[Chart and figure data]
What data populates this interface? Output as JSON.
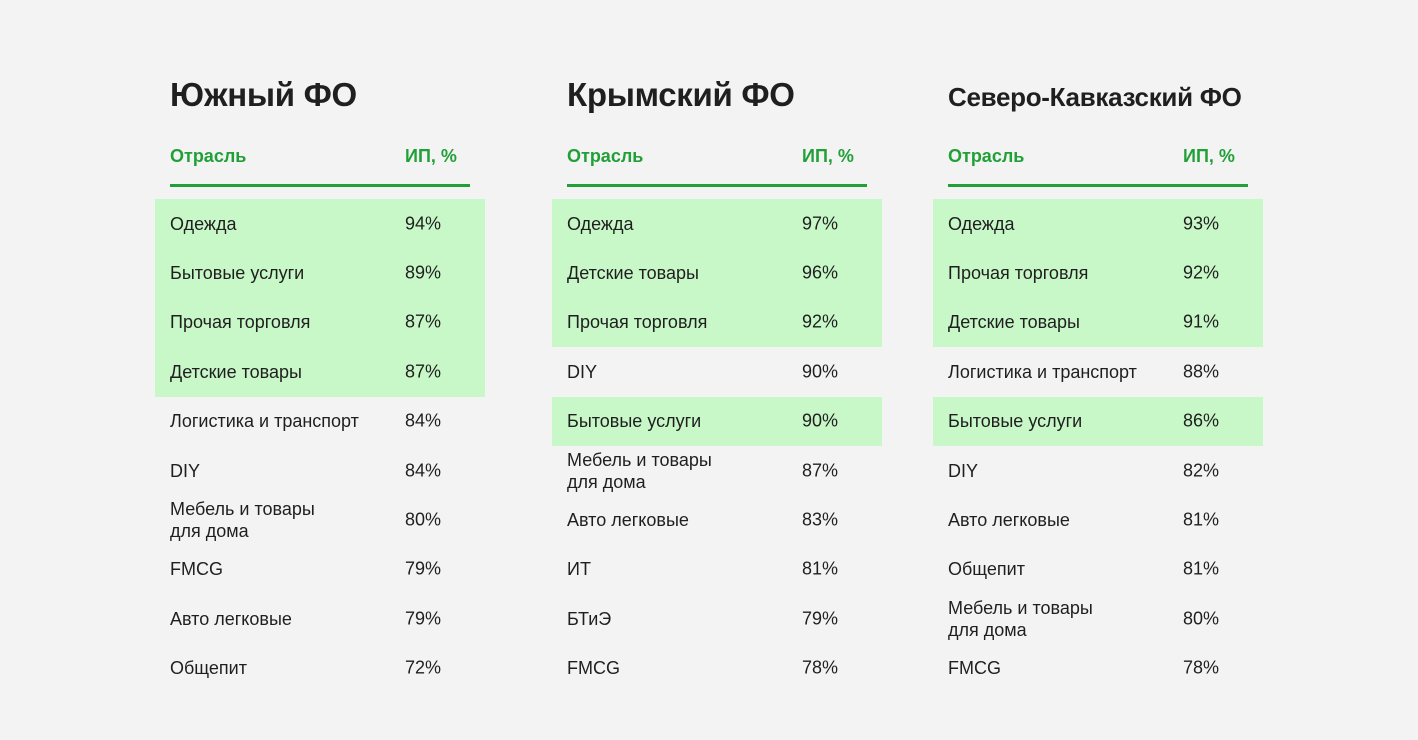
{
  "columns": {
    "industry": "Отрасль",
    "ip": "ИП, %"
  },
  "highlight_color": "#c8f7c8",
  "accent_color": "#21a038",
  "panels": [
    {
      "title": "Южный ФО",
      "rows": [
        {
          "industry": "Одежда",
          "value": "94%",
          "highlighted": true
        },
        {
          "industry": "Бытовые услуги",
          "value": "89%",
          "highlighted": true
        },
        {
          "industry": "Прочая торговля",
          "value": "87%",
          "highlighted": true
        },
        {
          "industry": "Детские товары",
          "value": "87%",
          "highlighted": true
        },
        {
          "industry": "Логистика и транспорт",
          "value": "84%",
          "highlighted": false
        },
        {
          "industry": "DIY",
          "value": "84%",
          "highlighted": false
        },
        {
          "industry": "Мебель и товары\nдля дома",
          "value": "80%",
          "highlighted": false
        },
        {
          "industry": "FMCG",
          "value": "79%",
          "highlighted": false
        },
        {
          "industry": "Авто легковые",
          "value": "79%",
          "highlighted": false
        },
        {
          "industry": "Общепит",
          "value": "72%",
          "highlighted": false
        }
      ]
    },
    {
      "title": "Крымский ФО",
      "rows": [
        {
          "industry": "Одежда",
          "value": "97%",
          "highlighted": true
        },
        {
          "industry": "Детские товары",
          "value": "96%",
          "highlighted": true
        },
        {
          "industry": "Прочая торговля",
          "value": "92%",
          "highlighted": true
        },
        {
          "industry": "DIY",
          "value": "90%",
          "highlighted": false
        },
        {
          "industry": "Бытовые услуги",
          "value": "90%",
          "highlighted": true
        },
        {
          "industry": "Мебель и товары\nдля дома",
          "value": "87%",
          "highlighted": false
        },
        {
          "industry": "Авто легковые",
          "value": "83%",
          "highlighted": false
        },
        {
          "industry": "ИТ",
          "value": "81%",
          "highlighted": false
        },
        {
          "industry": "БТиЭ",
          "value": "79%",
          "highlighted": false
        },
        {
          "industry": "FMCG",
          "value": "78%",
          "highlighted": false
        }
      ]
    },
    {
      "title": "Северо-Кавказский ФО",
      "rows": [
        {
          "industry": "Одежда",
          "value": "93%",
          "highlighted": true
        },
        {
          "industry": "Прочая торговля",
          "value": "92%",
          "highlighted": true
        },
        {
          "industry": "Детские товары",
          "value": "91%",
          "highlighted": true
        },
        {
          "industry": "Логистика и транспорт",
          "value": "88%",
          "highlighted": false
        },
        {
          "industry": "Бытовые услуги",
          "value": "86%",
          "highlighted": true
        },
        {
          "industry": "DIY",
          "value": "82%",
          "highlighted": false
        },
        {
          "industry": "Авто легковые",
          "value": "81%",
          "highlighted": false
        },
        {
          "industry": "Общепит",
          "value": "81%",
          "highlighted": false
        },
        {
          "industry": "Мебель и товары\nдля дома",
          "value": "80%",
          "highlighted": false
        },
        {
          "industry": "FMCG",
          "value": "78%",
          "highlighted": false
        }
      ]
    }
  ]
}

**Problem description**.
Each record above should be copied character for character, with pictures dropped.

**Result of the exercise**.
What data populates this interface? Output as JSON.
{
  "columns": {
    "industry": "Отрасль",
    "ip": "ИП, %"
  },
  "highlight_color": "#c8f7c8",
  "accent_color": "#21a038",
  "panels": [
    {
      "title": "Южный ФО",
      "rows": [
        {
          "industry": "Одежда",
          "value": "94%",
          "highlighted": true
        },
        {
          "industry": "Бытовые услуги",
          "value": "89%",
          "highlighted": true
        },
        {
          "industry": "Прочая торговля",
          "value": "87%",
          "highlighted": true
        },
        {
          "industry": "Детские товары",
          "value": "87%",
          "highlighted": true
        },
        {
          "industry": "Логистика и транспорт",
          "value": "84%",
          "highlighted": false
        },
        {
          "industry": "DIY",
          "value": "84%",
          "highlighted": false
        },
        {
          "industry": "Мебель и товары\nдля дома",
          "value": "80%",
          "highlighted": false
        },
        {
          "industry": "FMCG",
          "value": "79%",
          "highlighted": false
        },
        {
          "industry": "Авто легковые",
          "value": "79%",
          "highlighted": false
        },
        {
          "industry": "Общепит",
          "value": "72%",
          "highlighted": false
        }
      ]
    },
    {
      "title": "Крымский ФО",
      "rows": [
        {
          "industry": "Одежда",
          "value": "97%",
          "highlighted": true
        },
        {
          "industry": "Детские товары",
          "value": "96%",
          "highlighted": true
        },
        {
          "industry": "Прочая торговля",
          "value": "92%",
          "highlighted": true
        },
        {
          "industry": "DIY",
          "value": "90%",
          "highlighted": false
        },
        {
          "industry": "Бытовые услуги",
          "value": "90%",
          "highlighted": true
        },
        {
          "industry": "Мебель и товары\nдля дома",
          "value": "87%",
          "highlighted": false
        },
        {
          "industry": "Авто легковые",
          "value": "83%",
          "highlighted": false
        },
        {
          "industry": "ИТ",
          "value": "81%",
          "highlighted": false
        },
        {
          "industry": "БТиЭ",
          "value": "79%",
          "highlighted": false
        },
        {
          "industry": "FMCG",
          "value": "78%",
          "highlighted": false
        }
      ]
    },
    {
      "title": "Северо-Кавказский ФО",
      "rows": [
        {
          "industry": "Одежда",
          "value": "93%",
          "highlighted": true
        },
        {
          "industry": "Прочая торговля",
          "value": "92%",
          "highlighted": true
        },
        {
          "industry": "Детские товары",
          "value": "91%",
          "highlighted": true
        },
        {
          "industry": "Логистика и транспорт",
          "value": "88%",
          "highlighted": false
        },
        {
          "industry": "Бытовые услуги",
          "value": "86%",
          "highlighted": true
        },
        {
          "industry": "DIY",
          "value": "82%",
          "highlighted": false
        },
        {
          "industry": "Авто легковые",
          "value": "81%",
          "highlighted": false
        },
        {
          "industry": "Общепит",
          "value": "81%",
          "highlighted": false
        },
        {
          "industry": "Мебель и товары\nдля дома",
          "value": "80%",
          "highlighted": false
        },
        {
          "industry": "FMCG",
          "value": "78%",
          "highlighted": false
        }
      ]
    }
  ]
}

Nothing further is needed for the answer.